## Data supplied
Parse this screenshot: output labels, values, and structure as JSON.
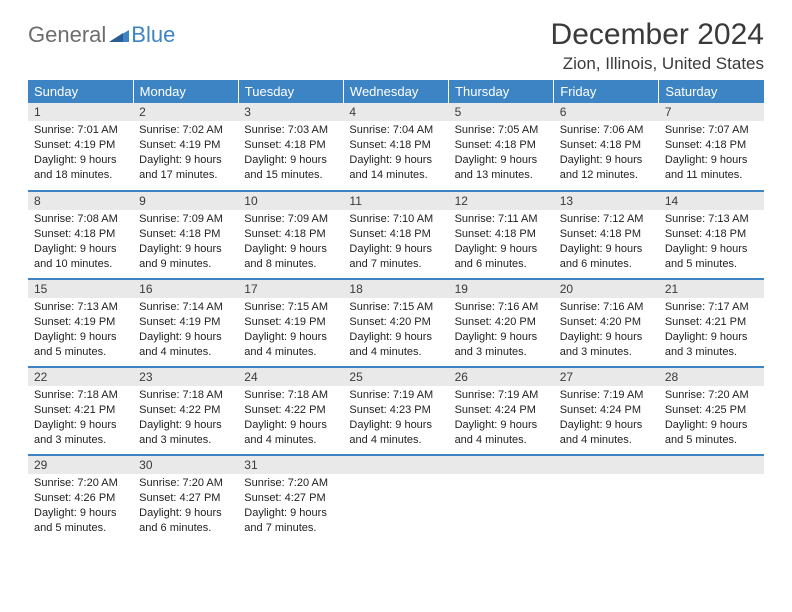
{
  "logo": {
    "text1": "General",
    "text2": "Blue",
    "color_gray": "#6d6d6d",
    "color_blue": "#3d84c5"
  },
  "title": "December 2024",
  "location": "Zion, Illinois, United States",
  "header_bg": "#3d84c5",
  "header_text_color": "#ffffff",
  "daynum_bg": "#e9e9e9",
  "row_border_color": "#3d84c5",
  "columns": [
    "Sunday",
    "Monday",
    "Tuesday",
    "Wednesday",
    "Thursday",
    "Friday",
    "Saturday"
  ],
  "weeks": [
    [
      {
        "n": "1",
        "sr": "7:01 AM",
        "ss": "4:19 PM",
        "dl": "9 hours and 18 minutes."
      },
      {
        "n": "2",
        "sr": "7:02 AM",
        "ss": "4:19 PM",
        "dl": "9 hours and 17 minutes."
      },
      {
        "n": "3",
        "sr": "7:03 AM",
        "ss": "4:18 PM",
        "dl": "9 hours and 15 minutes."
      },
      {
        "n": "4",
        "sr": "7:04 AM",
        "ss": "4:18 PM",
        "dl": "9 hours and 14 minutes."
      },
      {
        "n": "5",
        "sr": "7:05 AM",
        "ss": "4:18 PM",
        "dl": "9 hours and 13 minutes."
      },
      {
        "n": "6",
        "sr": "7:06 AM",
        "ss": "4:18 PM",
        "dl": "9 hours and 12 minutes."
      },
      {
        "n": "7",
        "sr": "7:07 AM",
        "ss": "4:18 PM",
        "dl": "9 hours and 11 minutes."
      }
    ],
    [
      {
        "n": "8",
        "sr": "7:08 AM",
        "ss": "4:18 PM",
        "dl": "9 hours and 10 minutes."
      },
      {
        "n": "9",
        "sr": "7:09 AM",
        "ss": "4:18 PM",
        "dl": "9 hours and 9 minutes."
      },
      {
        "n": "10",
        "sr": "7:09 AM",
        "ss": "4:18 PM",
        "dl": "9 hours and 8 minutes."
      },
      {
        "n": "11",
        "sr": "7:10 AM",
        "ss": "4:18 PM",
        "dl": "9 hours and 7 minutes."
      },
      {
        "n": "12",
        "sr": "7:11 AM",
        "ss": "4:18 PM",
        "dl": "9 hours and 6 minutes."
      },
      {
        "n": "13",
        "sr": "7:12 AM",
        "ss": "4:18 PM",
        "dl": "9 hours and 6 minutes."
      },
      {
        "n": "14",
        "sr": "7:13 AM",
        "ss": "4:18 PM",
        "dl": "9 hours and 5 minutes."
      }
    ],
    [
      {
        "n": "15",
        "sr": "7:13 AM",
        "ss": "4:19 PM",
        "dl": "9 hours and 5 minutes."
      },
      {
        "n": "16",
        "sr": "7:14 AM",
        "ss": "4:19 PM",
        "dl": "9 hours and 4 minutes."
      },
      {
        "n": "17",
        "sr": "7:15 AM",
        "ss": "4:19 PM",
        "dl": "9 hours and 4 minutes."
      },
      {
        "n": "18",
        "sr": "7:15 AM",
        "ss": "4:20 PM",
        "dl": "9 hours and 4 minutes."
      },
      {
        "n": "19",
        "sr": "7:16 AM",
        "ss": "4:20 PM",
        "dl": "9 hours and 3 minutes."
      },
      {
        "n": "20",
        "sr": "7:16 AM",
        "ss": "4:20 PM",
        "dl": "9 hours and 3 minutes."
      },
      {
        "n": "21",
        "sr": "7:17 AM",
        "ss": "4:21 PM",
        "dl": "9 hours and 3 minutes."
      }
    ],
    [
      {
        "n": "22",
        "sr": "7:18 AM",
        "ss": "4:21 PM",
        "dl": "9 hours and 3 minutes."
      },
      {
        "n": "23",
        "sr": "7:18 AM",
        "ss": "4:22 PM",
        "dl": "9 hours and 3 minutes."
      },
      {
        "n": "24",
        "sr": "7:18 AM",
        "ss": "4:22 PM",
        "dl": "9 hours and 4 minutes."
      },
      {
        "n": "25",
        "sr": "7:19 AM",
        "ss": "4:23 PM",
        "dl": "9 hours and 4 minutes."
      },
      {
        "n": "26",
        "sr": "7:19 AM",
        "ss": "4:24 PM",
        "dl": "9 hours and 4 minutes."
      },
      {
        "n": "27",
        "sr": "7:19 AM",
        "ss": "4:24 PM",
        "dl": "9 hours and 4 minutes."
      },
      {
        "n": "28",
        "sr": "7:20 AM",
        "ss": "4:25 PM",
        "dl": "9 hours and 5 minutes."
      }
    ],
    [
      {
        "n": "29",
        "sr": "7:20 AM",
        "ss": "4:26 PM",
        "dl": "9 hours and 5 minutes."
      },
      {
        "n": "30",
        "sr": "7:20 AM",
        "ss": "4:27 PM",
        "dl": "9 hours and 6 minutes."
      },
      {
        "n": "31",
        "sr": "7:20 AM",
        "ss": "4:27 PM",
        "dl": "9 hours and 7 minutes."
      },
      null,
      null,
      null,
      null
    ]
  ],
  "labels": {
    "sunrise": "Sunrise:",
    "sunset": "Sunset:",
    "daylight": "Daylight:"
  }
}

## Your objective
Scan the records for the string "labels". Copy each line in which it appears.

## Exercise solution
Parse this screenshot: output labels, values, and structure as JSON.
  "labels": {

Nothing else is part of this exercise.